### Objective
Your task is to filter the data below down to the lines holding "xlabel".
# Start of Data
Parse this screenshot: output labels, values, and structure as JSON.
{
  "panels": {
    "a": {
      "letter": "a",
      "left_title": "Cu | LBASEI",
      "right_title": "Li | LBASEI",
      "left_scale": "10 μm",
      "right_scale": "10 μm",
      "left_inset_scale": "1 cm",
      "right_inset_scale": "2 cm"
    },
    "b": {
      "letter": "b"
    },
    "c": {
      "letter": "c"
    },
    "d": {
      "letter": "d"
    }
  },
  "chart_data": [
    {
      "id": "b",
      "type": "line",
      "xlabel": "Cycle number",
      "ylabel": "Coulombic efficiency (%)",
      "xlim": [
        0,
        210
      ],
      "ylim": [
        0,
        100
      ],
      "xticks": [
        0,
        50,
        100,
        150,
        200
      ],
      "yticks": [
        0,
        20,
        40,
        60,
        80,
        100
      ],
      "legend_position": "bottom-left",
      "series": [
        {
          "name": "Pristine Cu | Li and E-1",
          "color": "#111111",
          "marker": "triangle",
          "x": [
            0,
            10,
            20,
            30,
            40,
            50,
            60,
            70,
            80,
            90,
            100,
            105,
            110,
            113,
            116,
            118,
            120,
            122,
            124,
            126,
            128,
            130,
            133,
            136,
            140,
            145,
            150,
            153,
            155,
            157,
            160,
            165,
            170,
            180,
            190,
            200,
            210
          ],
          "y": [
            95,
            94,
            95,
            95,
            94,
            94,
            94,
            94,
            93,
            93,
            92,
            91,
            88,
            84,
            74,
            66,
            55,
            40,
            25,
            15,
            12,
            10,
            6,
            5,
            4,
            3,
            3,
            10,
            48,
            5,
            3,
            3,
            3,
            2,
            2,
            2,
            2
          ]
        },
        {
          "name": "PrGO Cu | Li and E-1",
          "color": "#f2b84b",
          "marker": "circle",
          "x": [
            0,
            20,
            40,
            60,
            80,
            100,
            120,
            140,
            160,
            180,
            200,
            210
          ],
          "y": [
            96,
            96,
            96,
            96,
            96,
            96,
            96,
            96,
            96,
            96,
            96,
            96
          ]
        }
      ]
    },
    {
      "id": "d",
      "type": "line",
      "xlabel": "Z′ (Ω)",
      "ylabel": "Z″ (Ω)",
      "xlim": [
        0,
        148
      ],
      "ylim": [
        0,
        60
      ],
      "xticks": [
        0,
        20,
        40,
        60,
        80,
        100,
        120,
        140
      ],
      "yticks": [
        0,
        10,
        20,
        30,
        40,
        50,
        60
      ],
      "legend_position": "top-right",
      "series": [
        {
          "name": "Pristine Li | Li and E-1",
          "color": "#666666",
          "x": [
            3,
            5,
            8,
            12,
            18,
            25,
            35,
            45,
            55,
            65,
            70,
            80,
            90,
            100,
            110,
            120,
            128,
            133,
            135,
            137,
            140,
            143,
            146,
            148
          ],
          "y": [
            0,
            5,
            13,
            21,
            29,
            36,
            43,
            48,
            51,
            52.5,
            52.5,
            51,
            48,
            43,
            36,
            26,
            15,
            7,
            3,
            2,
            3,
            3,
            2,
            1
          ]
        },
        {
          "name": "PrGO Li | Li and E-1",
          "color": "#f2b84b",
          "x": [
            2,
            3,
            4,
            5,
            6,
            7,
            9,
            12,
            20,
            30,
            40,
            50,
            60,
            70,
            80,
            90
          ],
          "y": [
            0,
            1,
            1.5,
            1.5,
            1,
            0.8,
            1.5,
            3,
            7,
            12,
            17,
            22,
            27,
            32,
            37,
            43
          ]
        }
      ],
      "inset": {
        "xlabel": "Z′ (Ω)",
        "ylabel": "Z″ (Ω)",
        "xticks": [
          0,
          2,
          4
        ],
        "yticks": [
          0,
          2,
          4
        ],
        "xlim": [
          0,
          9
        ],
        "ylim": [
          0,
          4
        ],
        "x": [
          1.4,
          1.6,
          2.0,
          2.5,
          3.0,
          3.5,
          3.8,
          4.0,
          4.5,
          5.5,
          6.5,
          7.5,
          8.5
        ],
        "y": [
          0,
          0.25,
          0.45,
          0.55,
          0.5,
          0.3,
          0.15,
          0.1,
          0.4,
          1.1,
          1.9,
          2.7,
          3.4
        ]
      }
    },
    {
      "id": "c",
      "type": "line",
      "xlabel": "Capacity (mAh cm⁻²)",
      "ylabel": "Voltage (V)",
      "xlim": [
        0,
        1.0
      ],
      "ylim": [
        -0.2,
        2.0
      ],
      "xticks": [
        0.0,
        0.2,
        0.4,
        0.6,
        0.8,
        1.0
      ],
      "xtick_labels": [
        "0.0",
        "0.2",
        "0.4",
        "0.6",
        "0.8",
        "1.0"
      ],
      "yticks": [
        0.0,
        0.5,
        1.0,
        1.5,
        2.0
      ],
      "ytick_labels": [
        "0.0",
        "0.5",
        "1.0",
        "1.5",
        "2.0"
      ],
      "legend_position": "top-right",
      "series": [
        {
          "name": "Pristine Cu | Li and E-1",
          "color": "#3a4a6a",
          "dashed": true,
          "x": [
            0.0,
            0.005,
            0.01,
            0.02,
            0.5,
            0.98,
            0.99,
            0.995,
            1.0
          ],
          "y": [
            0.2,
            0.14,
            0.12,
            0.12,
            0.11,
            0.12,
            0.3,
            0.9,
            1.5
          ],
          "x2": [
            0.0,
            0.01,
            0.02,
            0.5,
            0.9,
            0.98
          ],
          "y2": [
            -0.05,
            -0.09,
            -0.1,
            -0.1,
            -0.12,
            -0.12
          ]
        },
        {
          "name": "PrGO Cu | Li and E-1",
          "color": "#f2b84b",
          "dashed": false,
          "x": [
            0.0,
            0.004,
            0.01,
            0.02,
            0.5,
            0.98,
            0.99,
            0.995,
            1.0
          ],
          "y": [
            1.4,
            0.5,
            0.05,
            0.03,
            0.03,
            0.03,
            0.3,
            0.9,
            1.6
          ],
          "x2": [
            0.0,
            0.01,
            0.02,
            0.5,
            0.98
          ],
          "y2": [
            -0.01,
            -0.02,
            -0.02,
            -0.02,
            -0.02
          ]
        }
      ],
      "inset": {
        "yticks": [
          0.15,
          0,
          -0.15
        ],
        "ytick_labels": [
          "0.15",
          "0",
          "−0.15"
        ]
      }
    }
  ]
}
# End of Data
### Finished exercise
      "xlabel": "Cycle number",
      "xlabel": "Z′ (Ω)",
        "xlabel": "Z′ (Ω)",
      "xlabel": "Capacity (mAh cm⁻²)",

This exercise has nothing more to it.